▸ **AIM**
Copy the data below exactly.

▸ **LISTED RECORDS**
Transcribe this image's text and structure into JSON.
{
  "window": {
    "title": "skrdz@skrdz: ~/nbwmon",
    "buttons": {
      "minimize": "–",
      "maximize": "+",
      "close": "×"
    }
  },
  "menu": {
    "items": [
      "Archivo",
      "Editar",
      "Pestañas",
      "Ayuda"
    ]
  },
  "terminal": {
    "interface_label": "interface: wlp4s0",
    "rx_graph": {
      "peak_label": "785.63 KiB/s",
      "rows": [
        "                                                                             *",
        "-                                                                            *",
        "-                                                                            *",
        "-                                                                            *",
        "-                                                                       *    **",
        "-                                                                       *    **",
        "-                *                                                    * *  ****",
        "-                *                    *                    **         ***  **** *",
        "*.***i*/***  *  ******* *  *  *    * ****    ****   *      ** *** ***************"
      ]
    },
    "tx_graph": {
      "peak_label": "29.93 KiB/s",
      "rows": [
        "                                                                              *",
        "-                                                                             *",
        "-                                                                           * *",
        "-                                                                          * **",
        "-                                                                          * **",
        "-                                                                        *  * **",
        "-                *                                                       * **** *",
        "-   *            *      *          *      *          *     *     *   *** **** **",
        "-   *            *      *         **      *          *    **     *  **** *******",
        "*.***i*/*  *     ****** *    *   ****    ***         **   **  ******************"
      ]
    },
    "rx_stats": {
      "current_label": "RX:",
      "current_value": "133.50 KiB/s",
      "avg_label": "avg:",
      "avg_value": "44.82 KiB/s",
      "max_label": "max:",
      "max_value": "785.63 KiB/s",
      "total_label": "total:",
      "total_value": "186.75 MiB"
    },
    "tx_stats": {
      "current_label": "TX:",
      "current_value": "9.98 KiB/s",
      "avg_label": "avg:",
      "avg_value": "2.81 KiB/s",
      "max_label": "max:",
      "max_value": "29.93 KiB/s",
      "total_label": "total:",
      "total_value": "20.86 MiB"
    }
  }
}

▸ **OUTPUT FOR THIS EXERCISE**
Transcribe this image's text and structure into JSON.
{
  "window": {
    "title": "skrdz@skrdz: ~/nbwmon",
    "buttons": {
      "minimize": "–",
      "maximize": "+",
      "close": "×"
    }
  },
  "menu": {
    "items": [
      "Archivo",
      "Editar",
      "Pestañas",
      "Ayuda"
    ]
  },
  "terminal": {
    "interface_label": "interface: wlp4s0",
    "rx_graph": {
      "peak_label": "785.63 KiB/s",
      "rows": [
        "                                                                             *",
        "-                                                                            *",
        "-                                                                            *",
        "-                                                                            *",
        "-                                                                       *    **",
        "-                                                                       *    **",
        "-                *                                                    * *  ****",
        "-                *                    *                    **         ***  **** *",
        "*.***i*/***  *  ******* *  *  *    * ****    ****   *      ** *** ***************"
      ]
    },
    "tx_graph": {
      "peak_label": "29.93 KiB/s",
      "rows": [
        "                                                                              *",
        "-                                                                             *",
        "-                                                                           * *",
        "-                                                                          * **",
        "-                                                                          * **",
        "-                                                                        *  * **",
        "-                *                                                       * **** *",
        "-   *            *      *          *      *          *     *     *   *** **** **",
        "-   *            *      *         **      *          *    **     *  **** *******",
        "*.***i*/*  *     ****** *    *   ****    ***         **   **  ******************"
      ]
    },
    "rx_stats": {
      "current_label": "RX:",
      "current_value": "133.50 KiB/s",
      "avg_label": "avg:",
      "avg_value": "44.82 KiB/s",
      "max_label": "max:",
      "max_value": "785.63 KiB/s",
      "total_label": "total:",
      "total_value": "186.75 MiB"
    },
    "tx_stats": {
      "current_label": "TX:",
      "current_value": "9.98 KiB/s",
      "avg_label": "avg:",
      "avg_value": "2.81 KiB/s",
      "max_label": "max:",
      "max_value": "29.93 KiB/s",
      "total_label": "total:",
      "total_value": "20.86 MiB"
    }
  }
}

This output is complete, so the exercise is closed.